## Given exercise
Identify the lines bearing the string "this" and gather them.
— START OF Material to process —
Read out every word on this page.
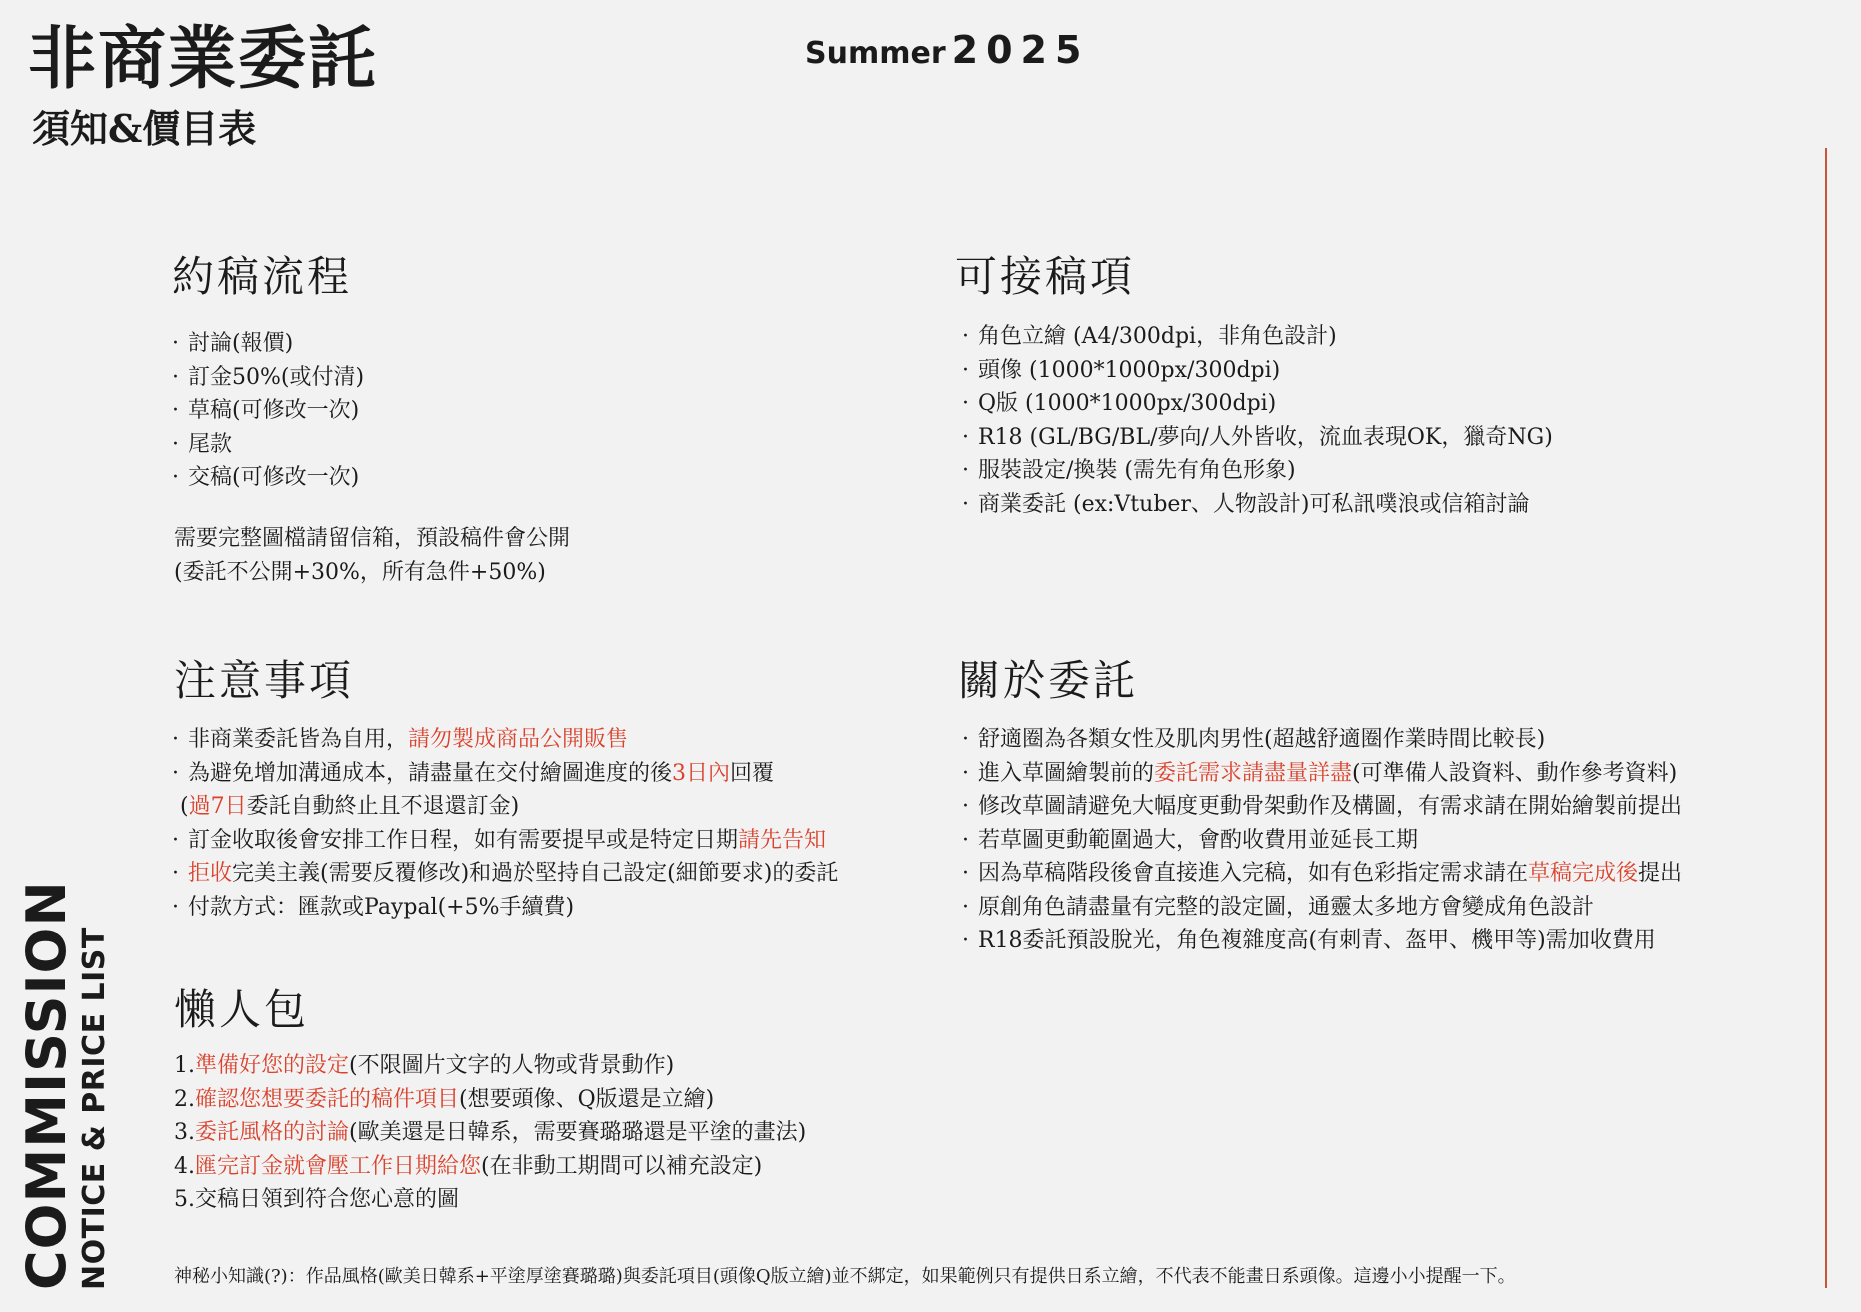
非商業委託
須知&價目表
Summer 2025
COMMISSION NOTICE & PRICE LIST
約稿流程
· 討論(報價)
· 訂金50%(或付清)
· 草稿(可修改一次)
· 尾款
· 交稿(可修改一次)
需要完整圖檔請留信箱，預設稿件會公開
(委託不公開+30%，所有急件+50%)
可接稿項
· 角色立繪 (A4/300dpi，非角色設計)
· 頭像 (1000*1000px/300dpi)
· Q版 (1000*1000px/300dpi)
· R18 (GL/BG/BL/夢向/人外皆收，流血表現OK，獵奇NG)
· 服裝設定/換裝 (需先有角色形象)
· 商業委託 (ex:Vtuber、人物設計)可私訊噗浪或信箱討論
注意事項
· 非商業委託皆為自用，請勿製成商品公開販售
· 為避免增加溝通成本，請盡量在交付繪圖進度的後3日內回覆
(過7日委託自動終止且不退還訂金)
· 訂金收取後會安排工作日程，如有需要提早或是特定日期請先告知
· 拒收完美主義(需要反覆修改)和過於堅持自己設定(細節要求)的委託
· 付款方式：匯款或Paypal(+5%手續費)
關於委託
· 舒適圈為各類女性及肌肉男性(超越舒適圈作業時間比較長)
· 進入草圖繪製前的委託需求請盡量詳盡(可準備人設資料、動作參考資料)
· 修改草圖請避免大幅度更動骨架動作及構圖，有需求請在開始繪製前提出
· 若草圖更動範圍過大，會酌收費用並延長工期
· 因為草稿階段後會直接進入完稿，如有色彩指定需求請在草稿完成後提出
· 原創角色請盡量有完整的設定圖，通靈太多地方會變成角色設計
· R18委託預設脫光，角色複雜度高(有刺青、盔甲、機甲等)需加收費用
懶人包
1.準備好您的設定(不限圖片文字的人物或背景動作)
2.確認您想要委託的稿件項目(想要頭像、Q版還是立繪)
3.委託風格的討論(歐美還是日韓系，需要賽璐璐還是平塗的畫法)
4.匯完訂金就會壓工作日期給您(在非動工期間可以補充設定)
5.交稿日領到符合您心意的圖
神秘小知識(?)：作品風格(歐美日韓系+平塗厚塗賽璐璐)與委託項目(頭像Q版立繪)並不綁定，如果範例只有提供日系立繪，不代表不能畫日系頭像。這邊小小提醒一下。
— END OF Material to process —
— START OF Material to process —
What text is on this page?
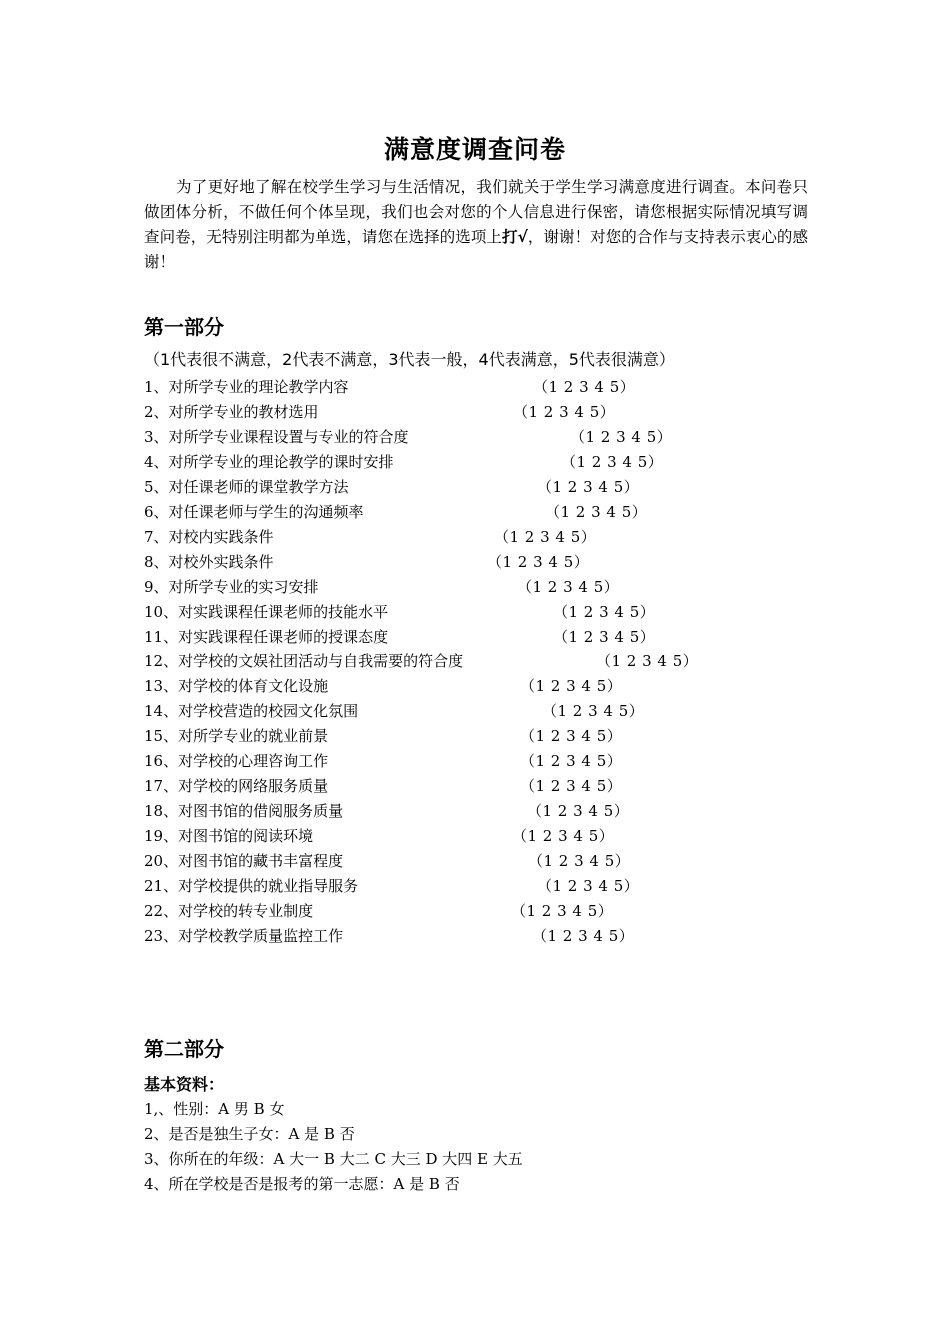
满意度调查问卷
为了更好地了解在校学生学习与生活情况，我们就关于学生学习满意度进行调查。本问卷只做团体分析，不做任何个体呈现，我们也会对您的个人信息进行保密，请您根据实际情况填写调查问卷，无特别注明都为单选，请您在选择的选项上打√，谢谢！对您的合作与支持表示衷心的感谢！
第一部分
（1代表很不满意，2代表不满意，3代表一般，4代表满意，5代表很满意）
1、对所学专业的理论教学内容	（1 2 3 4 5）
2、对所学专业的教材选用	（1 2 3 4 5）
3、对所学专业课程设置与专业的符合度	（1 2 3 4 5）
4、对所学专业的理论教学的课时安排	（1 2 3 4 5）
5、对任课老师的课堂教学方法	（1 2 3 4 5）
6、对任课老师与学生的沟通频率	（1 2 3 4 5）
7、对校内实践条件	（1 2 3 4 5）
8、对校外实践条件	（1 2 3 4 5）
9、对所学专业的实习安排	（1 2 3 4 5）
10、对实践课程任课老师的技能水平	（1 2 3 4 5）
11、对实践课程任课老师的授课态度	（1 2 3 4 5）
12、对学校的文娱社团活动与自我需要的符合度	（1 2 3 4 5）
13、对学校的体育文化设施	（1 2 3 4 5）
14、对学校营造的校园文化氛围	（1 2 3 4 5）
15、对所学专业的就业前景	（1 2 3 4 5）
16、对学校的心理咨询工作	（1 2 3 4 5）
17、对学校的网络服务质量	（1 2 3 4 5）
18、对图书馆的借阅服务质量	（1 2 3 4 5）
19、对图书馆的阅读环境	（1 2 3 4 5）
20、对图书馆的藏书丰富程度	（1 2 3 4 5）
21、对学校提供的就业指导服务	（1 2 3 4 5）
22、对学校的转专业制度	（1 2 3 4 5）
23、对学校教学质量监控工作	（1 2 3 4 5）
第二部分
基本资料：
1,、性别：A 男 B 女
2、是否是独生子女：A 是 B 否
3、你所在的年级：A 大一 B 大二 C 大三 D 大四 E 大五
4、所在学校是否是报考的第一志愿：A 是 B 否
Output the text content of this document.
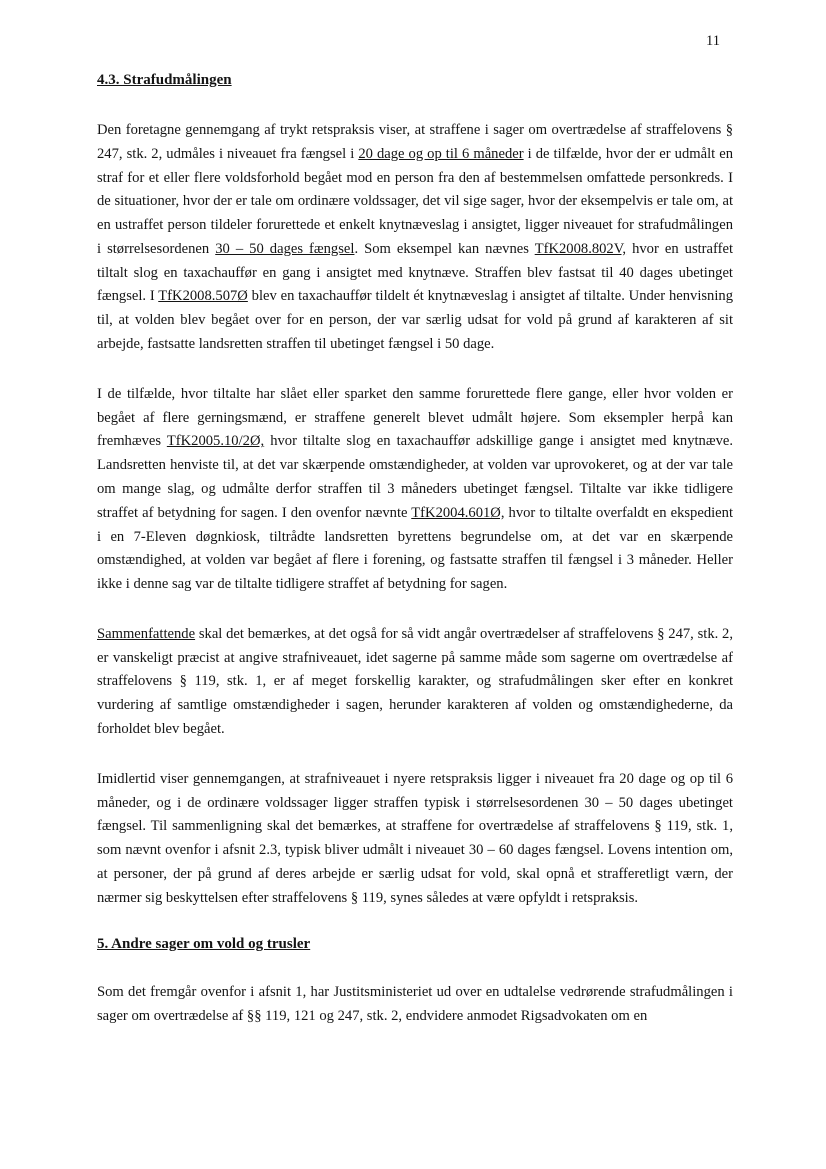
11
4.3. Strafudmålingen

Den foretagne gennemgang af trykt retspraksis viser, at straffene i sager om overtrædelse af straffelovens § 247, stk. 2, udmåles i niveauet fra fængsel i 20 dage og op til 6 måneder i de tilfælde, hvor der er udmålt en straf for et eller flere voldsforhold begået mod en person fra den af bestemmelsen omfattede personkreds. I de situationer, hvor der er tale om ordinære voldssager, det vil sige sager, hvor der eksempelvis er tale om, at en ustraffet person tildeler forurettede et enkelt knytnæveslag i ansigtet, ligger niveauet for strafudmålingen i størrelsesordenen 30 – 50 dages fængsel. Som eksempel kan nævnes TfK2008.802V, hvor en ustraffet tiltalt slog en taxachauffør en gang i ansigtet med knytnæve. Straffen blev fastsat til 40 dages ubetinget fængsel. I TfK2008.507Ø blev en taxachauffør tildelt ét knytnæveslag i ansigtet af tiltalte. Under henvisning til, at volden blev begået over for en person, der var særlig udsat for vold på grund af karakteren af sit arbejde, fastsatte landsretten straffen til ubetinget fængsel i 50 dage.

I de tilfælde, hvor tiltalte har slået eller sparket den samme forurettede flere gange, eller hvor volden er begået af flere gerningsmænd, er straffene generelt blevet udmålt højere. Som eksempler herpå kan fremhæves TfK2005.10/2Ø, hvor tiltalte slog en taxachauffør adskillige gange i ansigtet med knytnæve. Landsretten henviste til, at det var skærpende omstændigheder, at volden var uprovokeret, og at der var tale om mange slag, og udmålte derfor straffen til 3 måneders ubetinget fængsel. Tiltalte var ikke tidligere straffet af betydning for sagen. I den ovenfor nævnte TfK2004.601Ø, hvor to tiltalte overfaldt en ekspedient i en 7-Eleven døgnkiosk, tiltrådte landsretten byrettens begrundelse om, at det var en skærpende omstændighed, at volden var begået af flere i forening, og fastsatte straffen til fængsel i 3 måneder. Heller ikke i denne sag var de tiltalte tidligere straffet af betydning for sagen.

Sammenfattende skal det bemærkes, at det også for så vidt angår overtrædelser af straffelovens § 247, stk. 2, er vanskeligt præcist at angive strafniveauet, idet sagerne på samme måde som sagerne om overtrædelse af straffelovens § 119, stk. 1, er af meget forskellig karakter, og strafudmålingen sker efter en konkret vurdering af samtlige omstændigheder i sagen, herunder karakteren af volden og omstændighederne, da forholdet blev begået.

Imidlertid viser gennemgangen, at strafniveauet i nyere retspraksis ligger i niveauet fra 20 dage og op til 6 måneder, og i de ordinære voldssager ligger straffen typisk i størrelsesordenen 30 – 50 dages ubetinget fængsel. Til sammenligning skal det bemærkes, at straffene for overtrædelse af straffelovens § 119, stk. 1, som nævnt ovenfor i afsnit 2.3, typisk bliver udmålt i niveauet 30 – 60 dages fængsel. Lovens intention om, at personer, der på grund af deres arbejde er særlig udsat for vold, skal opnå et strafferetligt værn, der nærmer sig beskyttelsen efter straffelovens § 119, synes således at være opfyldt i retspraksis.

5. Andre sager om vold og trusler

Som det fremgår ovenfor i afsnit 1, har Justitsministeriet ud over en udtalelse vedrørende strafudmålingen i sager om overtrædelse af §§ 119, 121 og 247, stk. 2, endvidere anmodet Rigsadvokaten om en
— END OF Material to process —
## Final answer
Read out every word on this page.
What text is on this page?
Output the text content of this document.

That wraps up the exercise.